What is expected: Reproduce the part of the AI agents in finance text starting at "This article explores" and ending at "across finance functions.", word for word.

AI Agents in the Financial Sector: Use Cases, Business Value and Emerging Opportunities
Enhance Business Operations with Creatio’s AI Agents for FinServ
The financial sector remains at the forefront of adopting advanced AI technologies, supporting financial professionals in areas such as fraud detection, risk assessment, decision-making and forecasting. The increasing integration of these tools is clearly reflected in broader market trends. According to Markets and Markets, the global AI in finance market is expected to grow from $38.36 billion (~£28 billion) in 2024 to a remarkable $190.33 billion (~£142 billion) by 2030.
One of the principal drivers of the growth is the rise of AI agents – intelligent, autonomous systems capable of processing vast volumes of financial data, identifying patterns, and making complex decisions with minimal human involvement. For financial institutions, these agents facilitate a shift from reactive analysis to proactive, real-time actions, improving efficiency at scale without raising operational expenses.
This article explores the evolving role of AI agents in the financial industry, outlining their capabilities, underlying mechanisms, and the strategic value they offer. It further addresses typical use cases, critical considerations for adoption, and the means by which an AI-native infrastructure enables teams to embed intelligence into routine financial processes.
Understanding AI Agents in Finance
AI agents designed for financial services are intelligent, autonomous systems capable of executing sophisticated financial tasks with little to no human involvement. They are driven by technologies such as natural language processing (NLP), machine learning, and advanced data analytics. By automating routine and complex workflows, AI agents enhance speed, accuracy, and operational scalability across finance functions.

Listed records:

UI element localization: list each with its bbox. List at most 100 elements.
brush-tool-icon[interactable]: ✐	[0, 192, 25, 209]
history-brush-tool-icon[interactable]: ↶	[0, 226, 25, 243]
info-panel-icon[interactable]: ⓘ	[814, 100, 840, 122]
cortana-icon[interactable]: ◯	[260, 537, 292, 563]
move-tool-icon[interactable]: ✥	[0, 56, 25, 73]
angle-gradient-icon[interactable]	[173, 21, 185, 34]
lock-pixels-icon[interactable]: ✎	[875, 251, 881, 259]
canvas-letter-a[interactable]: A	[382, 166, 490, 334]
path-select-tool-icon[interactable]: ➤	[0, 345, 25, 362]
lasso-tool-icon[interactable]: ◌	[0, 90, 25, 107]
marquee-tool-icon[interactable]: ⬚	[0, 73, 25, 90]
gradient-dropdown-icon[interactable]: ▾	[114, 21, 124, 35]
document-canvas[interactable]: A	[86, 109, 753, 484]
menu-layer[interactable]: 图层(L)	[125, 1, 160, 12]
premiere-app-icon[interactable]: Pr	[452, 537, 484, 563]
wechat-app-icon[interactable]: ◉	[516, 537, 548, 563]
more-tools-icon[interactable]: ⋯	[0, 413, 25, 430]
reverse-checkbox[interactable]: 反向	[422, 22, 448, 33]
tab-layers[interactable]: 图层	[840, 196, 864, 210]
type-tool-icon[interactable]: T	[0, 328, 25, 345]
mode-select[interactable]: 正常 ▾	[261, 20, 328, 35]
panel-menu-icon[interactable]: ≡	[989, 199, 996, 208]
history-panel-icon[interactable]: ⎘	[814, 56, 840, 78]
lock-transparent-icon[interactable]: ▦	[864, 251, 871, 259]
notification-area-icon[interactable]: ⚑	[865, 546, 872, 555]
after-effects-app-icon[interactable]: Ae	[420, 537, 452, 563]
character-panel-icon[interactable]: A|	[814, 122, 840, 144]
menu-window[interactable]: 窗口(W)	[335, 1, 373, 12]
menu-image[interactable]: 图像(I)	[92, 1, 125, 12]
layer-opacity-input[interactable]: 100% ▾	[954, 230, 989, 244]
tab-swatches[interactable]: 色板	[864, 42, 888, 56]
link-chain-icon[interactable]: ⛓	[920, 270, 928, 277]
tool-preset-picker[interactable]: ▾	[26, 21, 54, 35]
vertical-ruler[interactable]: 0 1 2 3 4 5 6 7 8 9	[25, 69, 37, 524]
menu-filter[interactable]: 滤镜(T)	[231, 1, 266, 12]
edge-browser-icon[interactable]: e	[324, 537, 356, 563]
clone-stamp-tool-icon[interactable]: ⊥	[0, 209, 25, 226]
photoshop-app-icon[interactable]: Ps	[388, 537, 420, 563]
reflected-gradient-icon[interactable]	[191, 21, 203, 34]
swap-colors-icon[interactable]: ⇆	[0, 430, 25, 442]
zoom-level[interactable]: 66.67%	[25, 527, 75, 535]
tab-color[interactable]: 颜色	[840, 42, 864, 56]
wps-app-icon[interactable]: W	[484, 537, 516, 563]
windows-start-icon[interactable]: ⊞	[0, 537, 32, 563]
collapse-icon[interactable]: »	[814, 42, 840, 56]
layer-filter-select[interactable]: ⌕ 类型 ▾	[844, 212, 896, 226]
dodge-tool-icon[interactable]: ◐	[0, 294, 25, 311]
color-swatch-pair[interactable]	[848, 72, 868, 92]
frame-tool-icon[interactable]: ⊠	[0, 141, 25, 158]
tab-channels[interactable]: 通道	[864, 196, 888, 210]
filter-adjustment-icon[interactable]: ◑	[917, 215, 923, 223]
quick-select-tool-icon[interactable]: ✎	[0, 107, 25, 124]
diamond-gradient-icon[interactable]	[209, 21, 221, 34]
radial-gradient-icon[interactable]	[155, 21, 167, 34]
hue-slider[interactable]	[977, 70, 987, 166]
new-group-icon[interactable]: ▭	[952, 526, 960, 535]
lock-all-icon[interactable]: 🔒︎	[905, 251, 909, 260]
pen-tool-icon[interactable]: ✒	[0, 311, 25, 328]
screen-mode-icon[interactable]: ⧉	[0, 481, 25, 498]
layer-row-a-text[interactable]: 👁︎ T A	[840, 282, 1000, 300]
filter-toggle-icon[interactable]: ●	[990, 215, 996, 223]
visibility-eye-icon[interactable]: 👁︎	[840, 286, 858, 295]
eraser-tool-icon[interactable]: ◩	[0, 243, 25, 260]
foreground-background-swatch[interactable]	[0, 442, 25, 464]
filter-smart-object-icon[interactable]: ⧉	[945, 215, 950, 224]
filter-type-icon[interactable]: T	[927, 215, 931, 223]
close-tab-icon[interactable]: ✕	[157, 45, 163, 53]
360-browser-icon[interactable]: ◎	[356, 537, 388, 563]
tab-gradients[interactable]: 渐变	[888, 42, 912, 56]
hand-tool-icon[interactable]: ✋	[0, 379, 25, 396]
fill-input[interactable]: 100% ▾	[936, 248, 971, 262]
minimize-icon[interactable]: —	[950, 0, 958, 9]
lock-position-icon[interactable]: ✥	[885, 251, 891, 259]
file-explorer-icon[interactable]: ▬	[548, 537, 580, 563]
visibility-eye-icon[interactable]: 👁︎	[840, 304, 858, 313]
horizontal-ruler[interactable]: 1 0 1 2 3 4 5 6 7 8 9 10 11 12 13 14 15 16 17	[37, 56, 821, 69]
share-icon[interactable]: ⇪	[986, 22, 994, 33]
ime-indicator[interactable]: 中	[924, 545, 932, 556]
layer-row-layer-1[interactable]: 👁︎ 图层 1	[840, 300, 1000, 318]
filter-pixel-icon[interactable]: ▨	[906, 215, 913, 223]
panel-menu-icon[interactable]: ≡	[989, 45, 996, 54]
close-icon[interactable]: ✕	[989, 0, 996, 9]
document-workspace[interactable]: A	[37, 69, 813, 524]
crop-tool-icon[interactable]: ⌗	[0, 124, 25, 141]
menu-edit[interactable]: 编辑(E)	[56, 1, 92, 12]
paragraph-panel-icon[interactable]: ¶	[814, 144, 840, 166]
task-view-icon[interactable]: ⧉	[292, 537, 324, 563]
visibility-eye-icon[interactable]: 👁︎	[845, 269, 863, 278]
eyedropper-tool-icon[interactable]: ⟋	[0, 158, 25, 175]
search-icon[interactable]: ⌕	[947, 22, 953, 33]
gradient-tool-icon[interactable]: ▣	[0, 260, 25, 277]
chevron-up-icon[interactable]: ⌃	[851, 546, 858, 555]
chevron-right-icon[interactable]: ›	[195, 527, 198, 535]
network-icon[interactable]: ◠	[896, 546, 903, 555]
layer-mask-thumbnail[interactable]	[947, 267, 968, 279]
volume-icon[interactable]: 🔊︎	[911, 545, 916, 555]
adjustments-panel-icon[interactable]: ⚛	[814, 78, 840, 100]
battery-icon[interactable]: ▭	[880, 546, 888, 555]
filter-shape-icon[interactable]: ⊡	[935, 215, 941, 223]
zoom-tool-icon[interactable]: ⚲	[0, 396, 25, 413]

Output:
This article explores the evolving role of AI agents in the financial industry, outlining their capabilities, underlying mechanisms, and the strategic value they offer. It further addresses typical use cases, critical considerations for adoption, and the means by which an AI-native infrastructure enables teams to embed intelligence into routine financial processes.
Understanding AI Agents in Finance
AI agents designed for financial services are intelligent, autonomous systems capable of executing sophisticated financial tasks with little to no human involvement. They are driven by technologies such as natural language processing (NLP), machine learning, and advanced data analytics. By automating routine and complex workflows, AI agents enhance speed, accuracy, and operational scalability across finance functions.